GIVEN PROBLEM -> In the listing below, locate the lines bearing the word "gamecategorymanagement". Copy every one of them.

Stored entries:
+ + + + + + +

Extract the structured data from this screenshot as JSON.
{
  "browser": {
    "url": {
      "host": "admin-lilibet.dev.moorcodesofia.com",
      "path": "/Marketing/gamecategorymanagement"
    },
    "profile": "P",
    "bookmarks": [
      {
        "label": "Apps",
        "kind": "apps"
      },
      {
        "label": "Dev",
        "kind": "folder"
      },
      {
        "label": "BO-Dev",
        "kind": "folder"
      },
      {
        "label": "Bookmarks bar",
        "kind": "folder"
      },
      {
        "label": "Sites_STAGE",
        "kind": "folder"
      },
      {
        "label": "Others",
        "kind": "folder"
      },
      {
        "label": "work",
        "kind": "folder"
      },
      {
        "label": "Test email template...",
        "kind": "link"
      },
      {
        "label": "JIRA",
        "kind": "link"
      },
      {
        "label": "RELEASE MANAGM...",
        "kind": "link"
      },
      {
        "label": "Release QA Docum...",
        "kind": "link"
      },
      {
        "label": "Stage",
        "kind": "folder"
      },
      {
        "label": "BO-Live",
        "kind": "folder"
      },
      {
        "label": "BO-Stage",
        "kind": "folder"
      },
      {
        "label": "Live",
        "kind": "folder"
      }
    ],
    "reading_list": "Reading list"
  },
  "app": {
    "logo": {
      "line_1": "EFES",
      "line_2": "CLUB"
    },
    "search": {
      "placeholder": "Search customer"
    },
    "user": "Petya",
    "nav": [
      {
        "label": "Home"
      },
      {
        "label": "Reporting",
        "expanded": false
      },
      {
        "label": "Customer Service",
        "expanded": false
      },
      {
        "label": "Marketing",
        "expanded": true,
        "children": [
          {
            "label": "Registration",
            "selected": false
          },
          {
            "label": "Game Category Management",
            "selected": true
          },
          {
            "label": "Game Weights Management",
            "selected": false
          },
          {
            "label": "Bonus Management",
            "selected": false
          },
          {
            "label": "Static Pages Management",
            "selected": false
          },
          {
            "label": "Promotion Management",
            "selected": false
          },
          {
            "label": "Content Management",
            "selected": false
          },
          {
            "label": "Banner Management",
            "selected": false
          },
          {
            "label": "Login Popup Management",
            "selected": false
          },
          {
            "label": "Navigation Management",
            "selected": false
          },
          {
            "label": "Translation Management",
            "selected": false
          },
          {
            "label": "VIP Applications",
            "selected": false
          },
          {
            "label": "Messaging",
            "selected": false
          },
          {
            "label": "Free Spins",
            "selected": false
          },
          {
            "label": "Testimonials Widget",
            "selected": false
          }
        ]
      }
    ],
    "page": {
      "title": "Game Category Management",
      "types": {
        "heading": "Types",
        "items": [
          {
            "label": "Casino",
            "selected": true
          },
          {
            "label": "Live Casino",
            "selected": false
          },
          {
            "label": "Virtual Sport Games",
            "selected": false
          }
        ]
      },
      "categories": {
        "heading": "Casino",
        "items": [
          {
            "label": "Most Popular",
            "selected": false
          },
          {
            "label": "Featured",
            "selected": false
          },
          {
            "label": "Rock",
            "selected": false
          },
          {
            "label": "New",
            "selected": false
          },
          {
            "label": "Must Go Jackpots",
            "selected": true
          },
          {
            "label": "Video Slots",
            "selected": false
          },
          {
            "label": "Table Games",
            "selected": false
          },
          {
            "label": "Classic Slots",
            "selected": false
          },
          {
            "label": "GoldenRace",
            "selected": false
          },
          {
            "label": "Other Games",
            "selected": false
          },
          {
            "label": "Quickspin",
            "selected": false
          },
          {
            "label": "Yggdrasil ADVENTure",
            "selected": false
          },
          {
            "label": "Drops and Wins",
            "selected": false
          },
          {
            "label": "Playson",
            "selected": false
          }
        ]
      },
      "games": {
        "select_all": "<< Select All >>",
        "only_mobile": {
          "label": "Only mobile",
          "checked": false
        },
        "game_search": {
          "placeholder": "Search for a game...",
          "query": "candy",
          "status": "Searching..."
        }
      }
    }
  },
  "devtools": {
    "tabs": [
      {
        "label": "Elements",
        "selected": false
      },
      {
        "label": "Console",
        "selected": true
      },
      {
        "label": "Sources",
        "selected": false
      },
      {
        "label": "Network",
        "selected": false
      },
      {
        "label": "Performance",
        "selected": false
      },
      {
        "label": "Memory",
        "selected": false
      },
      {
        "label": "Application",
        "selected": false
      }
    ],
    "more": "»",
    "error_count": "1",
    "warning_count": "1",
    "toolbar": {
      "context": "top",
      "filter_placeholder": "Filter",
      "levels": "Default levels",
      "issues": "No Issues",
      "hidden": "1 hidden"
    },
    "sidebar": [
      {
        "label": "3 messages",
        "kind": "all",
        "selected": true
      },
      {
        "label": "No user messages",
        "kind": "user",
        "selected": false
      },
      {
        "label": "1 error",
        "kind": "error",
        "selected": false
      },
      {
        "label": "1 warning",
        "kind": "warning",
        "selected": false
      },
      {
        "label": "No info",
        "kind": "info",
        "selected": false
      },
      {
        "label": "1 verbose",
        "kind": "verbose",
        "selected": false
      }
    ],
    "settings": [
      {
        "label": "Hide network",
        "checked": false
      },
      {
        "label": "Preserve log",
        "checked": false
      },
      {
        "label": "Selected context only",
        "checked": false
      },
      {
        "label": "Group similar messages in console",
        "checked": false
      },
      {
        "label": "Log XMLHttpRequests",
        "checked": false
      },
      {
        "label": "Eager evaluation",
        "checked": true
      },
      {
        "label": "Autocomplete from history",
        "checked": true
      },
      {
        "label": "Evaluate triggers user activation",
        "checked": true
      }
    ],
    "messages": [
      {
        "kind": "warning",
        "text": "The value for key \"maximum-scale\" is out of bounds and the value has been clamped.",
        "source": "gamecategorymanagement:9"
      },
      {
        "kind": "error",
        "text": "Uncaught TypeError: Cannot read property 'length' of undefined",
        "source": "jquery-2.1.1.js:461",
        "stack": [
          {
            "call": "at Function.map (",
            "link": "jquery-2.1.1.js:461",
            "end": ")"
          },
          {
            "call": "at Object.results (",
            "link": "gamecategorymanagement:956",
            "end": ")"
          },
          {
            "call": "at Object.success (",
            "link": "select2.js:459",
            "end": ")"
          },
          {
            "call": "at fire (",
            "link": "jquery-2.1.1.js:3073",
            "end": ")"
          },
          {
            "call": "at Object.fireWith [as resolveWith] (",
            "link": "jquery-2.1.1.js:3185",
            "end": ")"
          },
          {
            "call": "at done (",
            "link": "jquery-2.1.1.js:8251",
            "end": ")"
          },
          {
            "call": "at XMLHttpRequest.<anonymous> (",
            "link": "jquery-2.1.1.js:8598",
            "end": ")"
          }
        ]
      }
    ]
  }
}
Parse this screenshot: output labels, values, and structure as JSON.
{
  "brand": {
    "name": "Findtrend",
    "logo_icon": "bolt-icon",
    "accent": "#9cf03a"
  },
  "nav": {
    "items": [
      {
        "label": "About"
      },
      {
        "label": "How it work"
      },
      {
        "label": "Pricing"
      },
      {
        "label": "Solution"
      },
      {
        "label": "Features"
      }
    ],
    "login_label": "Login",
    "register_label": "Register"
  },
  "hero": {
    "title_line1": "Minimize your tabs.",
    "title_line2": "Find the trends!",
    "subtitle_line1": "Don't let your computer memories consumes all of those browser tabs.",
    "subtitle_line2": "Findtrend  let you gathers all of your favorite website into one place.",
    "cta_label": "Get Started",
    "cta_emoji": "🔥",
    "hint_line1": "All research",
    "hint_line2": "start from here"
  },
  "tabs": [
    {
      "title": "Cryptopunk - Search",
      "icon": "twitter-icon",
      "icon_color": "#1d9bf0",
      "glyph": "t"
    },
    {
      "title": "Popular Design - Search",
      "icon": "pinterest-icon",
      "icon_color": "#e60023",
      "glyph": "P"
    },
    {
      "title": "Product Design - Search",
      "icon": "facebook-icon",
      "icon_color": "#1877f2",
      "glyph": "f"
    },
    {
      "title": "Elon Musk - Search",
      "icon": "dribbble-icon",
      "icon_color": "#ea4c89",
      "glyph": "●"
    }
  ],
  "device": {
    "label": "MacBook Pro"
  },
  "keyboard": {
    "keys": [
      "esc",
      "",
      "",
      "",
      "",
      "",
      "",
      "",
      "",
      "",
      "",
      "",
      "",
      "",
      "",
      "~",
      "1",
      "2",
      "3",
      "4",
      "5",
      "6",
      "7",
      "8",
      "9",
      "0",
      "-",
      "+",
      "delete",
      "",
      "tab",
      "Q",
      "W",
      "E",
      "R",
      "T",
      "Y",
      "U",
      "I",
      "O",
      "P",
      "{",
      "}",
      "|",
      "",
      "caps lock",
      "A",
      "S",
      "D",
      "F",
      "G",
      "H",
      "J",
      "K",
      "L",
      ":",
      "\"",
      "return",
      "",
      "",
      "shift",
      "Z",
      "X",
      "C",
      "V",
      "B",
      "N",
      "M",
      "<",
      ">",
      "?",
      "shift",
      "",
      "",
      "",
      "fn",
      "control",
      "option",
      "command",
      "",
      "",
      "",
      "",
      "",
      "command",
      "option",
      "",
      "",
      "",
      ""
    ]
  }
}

+ + + + + + +

EXERCISE ANSWER ->
      "path": "/Marketing/gamecategorymanagement"
        "source": "gamecategorymanagement:9"
            "link": "gamecategorymanagement:956",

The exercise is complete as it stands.